• [TO DO]: Repeat each line exactly, leaving nothing out.

Collected data entries:
◇ ◇ ◇ ◇
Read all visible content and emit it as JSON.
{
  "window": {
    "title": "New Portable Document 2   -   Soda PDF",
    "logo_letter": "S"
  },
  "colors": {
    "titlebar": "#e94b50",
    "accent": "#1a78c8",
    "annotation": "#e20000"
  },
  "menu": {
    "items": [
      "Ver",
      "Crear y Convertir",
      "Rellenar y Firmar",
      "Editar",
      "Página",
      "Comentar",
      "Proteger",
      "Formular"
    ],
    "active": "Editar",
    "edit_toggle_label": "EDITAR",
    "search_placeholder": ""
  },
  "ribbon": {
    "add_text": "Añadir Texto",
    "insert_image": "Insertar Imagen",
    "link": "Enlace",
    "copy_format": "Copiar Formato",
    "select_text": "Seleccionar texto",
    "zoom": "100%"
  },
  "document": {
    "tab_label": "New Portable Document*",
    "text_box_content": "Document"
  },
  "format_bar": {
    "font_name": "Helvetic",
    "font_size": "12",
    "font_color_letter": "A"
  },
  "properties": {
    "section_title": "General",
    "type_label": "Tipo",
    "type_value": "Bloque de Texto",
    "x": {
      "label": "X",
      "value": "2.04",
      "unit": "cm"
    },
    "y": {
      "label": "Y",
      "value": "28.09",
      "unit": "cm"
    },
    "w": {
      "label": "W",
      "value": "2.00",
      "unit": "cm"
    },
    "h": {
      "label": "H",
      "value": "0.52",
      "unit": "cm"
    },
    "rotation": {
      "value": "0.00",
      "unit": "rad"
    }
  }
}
◇ ◇ ◇ ◇
• [FINAL RESULT]:
Read all visible content and emit it as JSON.
{
  "window": {
    "title": "New Portable Document 2   -   Soda PDF",
    "logo_letter": "S"
  },
  "colors": {
    "titlebar": "#e94b50",
    "accent": "#1a78c8",
    "annotation": "#e20000"
  },
  "menu": {
    "items": [
      "Ver",
      "Crear y Convertir",
      "Rellenar y Firmar",
      "Editar",
      "Página",
      "Comentar",
      "Proteger",
      "Formular"
    ],
    "active": "Editar",
    "edit_toggle_label": "EDITAR",
    "search_placeholder": ""
  },
  "ribbon": {
    "add_text": "Añadir Texto",
    "insert_image": "Insertar Imagen",
    "link": "Enlace",
    "copy_format": "Copiar Formato",
    "select_text": "Seleccionar texto",
    "zoom": "100%"
  },
  "document": {
    "tab_label": "New Portable Document*",
    "text_box_content": "Document"
  },
  "format_bar": {
    "font_name": "Helvetic",
    "font_size": "12",
    "font_color_letter": "A"
  },
  "properties": {
    "section_title": "General",
    "type_label": "Tipo",
    "type_value": "Bloque de Texto",
    "x": {
      "label": "X",
      "value": "2.04",
      "unit": "cm"
    },
    "y": {
      "label": "Y",
      "value": "28.09",
      "unit": "cm"
    },
    "w": {
      "label": "W",
      "value": "2.00",
      "unit": "cm"
    },
    "h": {
      "label": "H",
      "value": "0.52",
      "unit": "cm"
    },
    "rotation": {
      "value": "0.00",
      "unit": "rad"
    }
  }
}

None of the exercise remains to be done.